To be done >>
Your task is to give the data again, exactly, with every line intact.

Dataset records
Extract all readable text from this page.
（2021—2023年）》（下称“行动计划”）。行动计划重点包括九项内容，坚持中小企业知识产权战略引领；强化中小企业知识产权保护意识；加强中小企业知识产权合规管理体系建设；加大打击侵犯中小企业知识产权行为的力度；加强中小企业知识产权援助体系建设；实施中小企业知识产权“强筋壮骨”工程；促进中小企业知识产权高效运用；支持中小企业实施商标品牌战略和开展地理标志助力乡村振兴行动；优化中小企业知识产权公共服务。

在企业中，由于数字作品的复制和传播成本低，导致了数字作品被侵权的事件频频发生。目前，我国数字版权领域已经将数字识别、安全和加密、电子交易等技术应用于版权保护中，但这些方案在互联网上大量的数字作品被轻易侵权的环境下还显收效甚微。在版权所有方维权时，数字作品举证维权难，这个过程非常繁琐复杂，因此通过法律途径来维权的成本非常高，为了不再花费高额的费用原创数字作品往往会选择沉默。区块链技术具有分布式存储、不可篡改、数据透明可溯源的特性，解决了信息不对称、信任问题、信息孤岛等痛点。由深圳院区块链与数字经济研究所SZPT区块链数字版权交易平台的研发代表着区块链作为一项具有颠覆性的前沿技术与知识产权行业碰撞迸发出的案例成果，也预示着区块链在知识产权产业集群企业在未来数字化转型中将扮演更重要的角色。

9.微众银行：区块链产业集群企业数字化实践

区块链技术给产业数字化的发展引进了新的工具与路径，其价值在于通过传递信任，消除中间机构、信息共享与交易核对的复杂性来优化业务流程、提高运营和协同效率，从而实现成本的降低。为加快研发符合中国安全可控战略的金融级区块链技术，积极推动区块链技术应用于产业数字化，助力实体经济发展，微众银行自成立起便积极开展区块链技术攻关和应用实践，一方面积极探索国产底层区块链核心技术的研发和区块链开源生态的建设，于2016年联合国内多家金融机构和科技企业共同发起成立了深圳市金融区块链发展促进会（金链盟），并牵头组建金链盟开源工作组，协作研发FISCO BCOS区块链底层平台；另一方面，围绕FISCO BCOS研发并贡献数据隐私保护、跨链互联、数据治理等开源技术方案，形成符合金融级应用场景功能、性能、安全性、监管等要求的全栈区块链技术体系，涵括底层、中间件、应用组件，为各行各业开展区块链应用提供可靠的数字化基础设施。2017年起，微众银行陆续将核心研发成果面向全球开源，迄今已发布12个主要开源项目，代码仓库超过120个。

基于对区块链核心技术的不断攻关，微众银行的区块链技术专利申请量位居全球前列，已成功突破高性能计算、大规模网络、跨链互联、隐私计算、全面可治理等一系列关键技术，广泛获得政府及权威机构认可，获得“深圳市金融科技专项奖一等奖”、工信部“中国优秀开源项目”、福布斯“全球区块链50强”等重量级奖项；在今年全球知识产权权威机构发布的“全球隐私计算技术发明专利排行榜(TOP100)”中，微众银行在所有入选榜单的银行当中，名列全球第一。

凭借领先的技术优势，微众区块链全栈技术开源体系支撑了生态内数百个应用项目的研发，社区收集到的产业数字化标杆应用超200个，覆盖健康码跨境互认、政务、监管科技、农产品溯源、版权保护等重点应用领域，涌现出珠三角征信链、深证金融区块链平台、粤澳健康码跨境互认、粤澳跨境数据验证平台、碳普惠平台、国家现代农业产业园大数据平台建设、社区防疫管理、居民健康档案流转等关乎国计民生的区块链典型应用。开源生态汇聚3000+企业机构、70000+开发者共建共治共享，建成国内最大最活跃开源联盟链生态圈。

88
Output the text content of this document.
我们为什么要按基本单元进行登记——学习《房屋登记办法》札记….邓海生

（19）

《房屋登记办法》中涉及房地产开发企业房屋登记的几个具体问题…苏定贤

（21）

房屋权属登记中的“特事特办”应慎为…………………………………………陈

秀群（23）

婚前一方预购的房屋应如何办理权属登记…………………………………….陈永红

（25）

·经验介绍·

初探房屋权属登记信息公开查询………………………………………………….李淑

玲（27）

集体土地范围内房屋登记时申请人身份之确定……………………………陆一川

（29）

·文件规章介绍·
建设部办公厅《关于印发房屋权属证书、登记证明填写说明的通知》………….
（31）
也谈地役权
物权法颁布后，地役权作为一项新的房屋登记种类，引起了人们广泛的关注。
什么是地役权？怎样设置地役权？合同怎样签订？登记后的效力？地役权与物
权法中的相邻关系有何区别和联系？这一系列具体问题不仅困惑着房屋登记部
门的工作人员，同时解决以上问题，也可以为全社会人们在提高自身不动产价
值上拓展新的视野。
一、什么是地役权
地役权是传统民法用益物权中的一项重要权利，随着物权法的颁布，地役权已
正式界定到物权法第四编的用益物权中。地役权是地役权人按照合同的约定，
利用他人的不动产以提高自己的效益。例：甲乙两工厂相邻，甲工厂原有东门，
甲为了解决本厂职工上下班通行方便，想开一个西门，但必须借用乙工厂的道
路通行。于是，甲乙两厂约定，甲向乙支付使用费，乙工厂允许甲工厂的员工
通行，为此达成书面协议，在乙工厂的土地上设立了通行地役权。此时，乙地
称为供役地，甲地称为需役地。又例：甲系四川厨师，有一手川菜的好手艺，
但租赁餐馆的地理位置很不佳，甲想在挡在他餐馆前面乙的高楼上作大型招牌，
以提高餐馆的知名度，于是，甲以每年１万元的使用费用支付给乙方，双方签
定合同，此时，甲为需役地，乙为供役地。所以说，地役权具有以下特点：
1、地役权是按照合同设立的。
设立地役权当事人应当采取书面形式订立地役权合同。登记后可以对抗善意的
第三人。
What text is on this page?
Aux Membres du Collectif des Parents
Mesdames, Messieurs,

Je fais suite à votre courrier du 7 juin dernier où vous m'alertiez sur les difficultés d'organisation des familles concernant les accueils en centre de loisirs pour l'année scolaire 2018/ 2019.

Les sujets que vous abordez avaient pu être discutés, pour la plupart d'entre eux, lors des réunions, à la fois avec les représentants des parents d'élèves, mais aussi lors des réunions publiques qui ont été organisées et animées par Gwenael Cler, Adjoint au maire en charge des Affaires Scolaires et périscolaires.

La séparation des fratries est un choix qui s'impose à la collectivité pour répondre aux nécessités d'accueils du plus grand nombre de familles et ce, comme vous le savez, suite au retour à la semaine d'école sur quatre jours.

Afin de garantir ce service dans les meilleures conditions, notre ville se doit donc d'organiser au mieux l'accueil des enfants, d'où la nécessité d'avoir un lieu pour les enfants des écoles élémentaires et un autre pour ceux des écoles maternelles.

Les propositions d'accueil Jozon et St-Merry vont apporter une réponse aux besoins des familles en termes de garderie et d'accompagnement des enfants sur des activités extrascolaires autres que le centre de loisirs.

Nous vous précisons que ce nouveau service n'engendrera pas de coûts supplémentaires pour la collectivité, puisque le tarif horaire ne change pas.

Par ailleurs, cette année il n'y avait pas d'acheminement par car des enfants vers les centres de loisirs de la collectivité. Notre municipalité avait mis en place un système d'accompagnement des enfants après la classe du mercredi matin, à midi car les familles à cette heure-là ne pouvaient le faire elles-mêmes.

Answer in full >>
Extract all readable text from this page.
（2021—2023年）》（下称“行动计划”）。行动计划重点包括九项内容，坚持中小企业知识产权战略引领；强化中小企业知识产权保护意识；加强中小企业知识产权合规管理体系建设；加大打击侵犯中小企业知识产权行为的力度；加强中小企业知识产权援助体系建设；实施中小企业知识产权“强筋壮骨”工程；促进中小企业知识产权高效运用；支持中小企业实施商标品牌战略和开展地理标志助力乡村振兴行动；优化中小企业知识产权公共服务。

在企业中，由于数字作品的复制和传播成本低，导致了数字作品被侵权的事件频频发生。目前，我国数字版权领域已经将数字识别、安全和加密、电子交易等技术应用于版权保护中，但这些方案在互联网上大量的数字作品被轻易侵权的环境下还显收效甚微。在版权所有方维权时，数字作品举证维权难，这个过程非常繁琐复杂，因此通过法律途径来维权的成本非常高，为了不再花费高额的费用原创数字作品往往会选择沉默。区块链技术具有分布式存储、不可篡改、数据透明可溯源的特性，解决了信息不对称、信任问题、信息孤岛等痛点。由深圳院区块链与数字经济研究所SZPT区块链数字版权交易平台的研发代表着区块链作为一项具有颠覆性的前沿技术与知识产权行业碰撞迸发出的案例成果，也预示着区块链在知识产权产业集群企业在未来数字化转型中将扮演更重要的角色。

9.微众银行：区块链产业集群企业数字化实践

区块链技术给产业数字化的发展引进了新的工具与路径，其价值在于通过传递信任，消除中间机构、信息共享与交易核对的复杂性来优化业务流程、提高运营和协同效率，从而实现成本的降低。为加快研发符合中国安全可控战略的金融级区块链技术，积极推动区块链技术应用于产业数字化，助力实体经济发展，微众银行自成立起便积极开展区块链技术攻关和应用实践，一方面积极探索国产底层区块链核心技术的研发和区块链开源生态的建设，于2016年联合国内多家金融机构和科技企业共同发起成立了深圳市金融区块链发展促进会（金链盟），并牵头组建金链盟开源工作组，协作研发FISCO BCOS区块链底层平台；另一方面，围绕FISCO BCOS研发并贡献数据隐私保护、跨链互联、数据治理等开源技术方案，形成符合金融级应用场景功能、性能、安全性、监管等要求的全栈区块链技术体系，涵括底层、中间件、应用组件，为各行各业开展区块链应用提供可靠的数字化基础设施。2017年起，微众银行陆续将核心研发成果面向全球开源，迄今已发布12个主要开源项目，代码仓库超过120个。

基于对区块链核心技术的不断攻关，微众银行的区块链技术专利申请量位居全球前列，已成功突破高性能计算、大规模网络、跨链互联、隐私计算、全面可治理等一系列关键技术，广泛获得政府及权威机构认可，获得“深圳市金融科技专项奖一等奖”、工信部“中国优秀开源项目”、福布斯“全球区块链50强”等重量级奖项；在今年全球知识产权权威机构发布的“全球隐私计算技术发明专利排行榜(TOP100)”中，微众银行在所有入选榜单的银行当中，名列全球第一。

凭借领先的技术优势，微众区块链全栈技术开源体系支撑了生态内数百个应用项目的研发，社区收集到的产业数字化标杆应用超200个，覆盖健康码跨境互认、政务、监管科技、农产品溯源、版权保护等重点应用领域，涌现出珠三角征信链、深证金融区块链平台、粤澳健康码跨境互认、粤澳跨境数据验证平台、碳普惠平台、国家现代农业产业园大数据平台建设、社区防疫管理、居民健康档案流转等关乎国计民生的区块链典型应用。开源生态汇聚3000+企业机构、70000+开发者共建共治共享，建成国内最大最活跃开源联盟链生态圈。

88
Output the text content of this document.
我们为什么要按基本单元进行登记——学习《房屋登记办法》札记….邓海生

（19）

《房屋登记办法》中涉及房地产开发企业房屋登记的几个具体问题…苏定贤

（21）

房屋权属登记中的“特事特办”应慎为…………………………………………陈

秀群（23）

婚前一方预购的房屋应如何办理权属登记…………………………………….陈永红

（25）

·经验介绍·

初探房屋权属登记信息公开查询………………………………………………….李淑

玲（27）

集体土地范围内房屋登记时申请人身份之确定……………………………陆一川

（29）

·文件规章介绍·
建设部办公厅《关于印发房屋权属证书、登记证明填写说明的通知》………….
（31）
也谈地役权
物权法颁布后，地役权作为一项新的房屋登记种类，引起了人们广泛的关注。
什么是地役权？怎样设置地役权？合同怎样签订？登记后的效力？地役权与物
权法中的相邻关系有何区别和联系？这一系列具体问题不仅困惑着房屋登记部
门的工作人员，同时解决以上问题，也可以为全社会人们在提高自身不动产价
值上拓展新的视野。
一、什么是地役权
地役权是传统民法用益物权中的一项重要权利，随着物权法的颁布，地役权已
正式界定到物权法第四编的用益物权中。地役权是地役权人按照合同的约定，
利用他人的不动产以提高自己的效益。例：甲乙两工厂相邻，甲工厂原有东门，
甲为了解决本厂职工上下班通行方便，想开一个西门，但必须借用乙工厂的道
路通行。于是，甲乙两厂约定，甲向乙支付使用费，乙工厂允许甲工厂的员工
通行，为此达成书面协议，在乙工厂的土地上设立了通行地役权。此时，乙地
称为供役地，甲地称为需役地。又例：甲系四川厨师，有一手川菜的好手艺，
但租赁餐馆的地理位置很不佳，甲想在挡在他餐馆前面乙的高楼上作大型招牌，
以提高餐馆的知名度，于是，甲以每年１万元的使用费用支付给乙方，双方签
定合同，此时，甲为需役地，乙为供役地。所以说，地役权具有以下特点：
1、地役权是按照合同设立的。
设立地役权当事人应当采取书面形式订立地役权合同。登记后可以对抗善意的
第三人。
What text is on this page?
Aux Membres du Collectif des Parents
Mesdames, Messieurs,

Je fais suite à votre courrier du 7 juin dernier où vous m'alertiez sur les difficultés d'organisation des familles concernant les accueils en centre de loisirs pour l'année scolaire 2018/ 2019.

Les sujets que vous abordez avaient pu être discutés, pour la plupart d'entre eux, lors des réunions, à la fois avec les représentants des parents d'élèves, mais aussi lors des réunions publiques qui ont été organisées et animées par Gwenael Cler, Adjoint au maire en charge des Affaires Scolaires et périscolaires.

La séparation des fratries est un choix qui s'impose à la collectivité pour répondre aux nécessités d'accueils du plus grand nombre de familles et ce, comme vous le savez, suite au retour à la semaine d'école sur quatre jours.

Afin de garantir ce service dans les meilleures conditions, notre ville se doit donc d'organiser au mieux l'accueil des enfants, d'où la nécessité d'avoir un lieu pour les enfants des écoles élémentaires et un autre pour ceux des écoles maternelles.

Les propositions d'accueil Jozon et St-Merry vont apporter une réponse aux besoins des familles en termes de garderie et d'accompagnement des enfants sur des activités extrascolaires autres que le centre de loisirs.

Nous vous précisons que ce nouveau service n'engendrera pas de coûts supplémentaires pour la collectivité, puisque le tarif horaire ne change pas.

Par ailleurs, cette année il n'y avait pas d'acheminement par car des enfants vers les centres de loisirs de la collectivité. Notre municipalité avait mis en place un système d'accompagnement des enfants après la classe du mercredi matin, à midi car les familles à cette heure-là ne pouvaient le faire elles-mêmes.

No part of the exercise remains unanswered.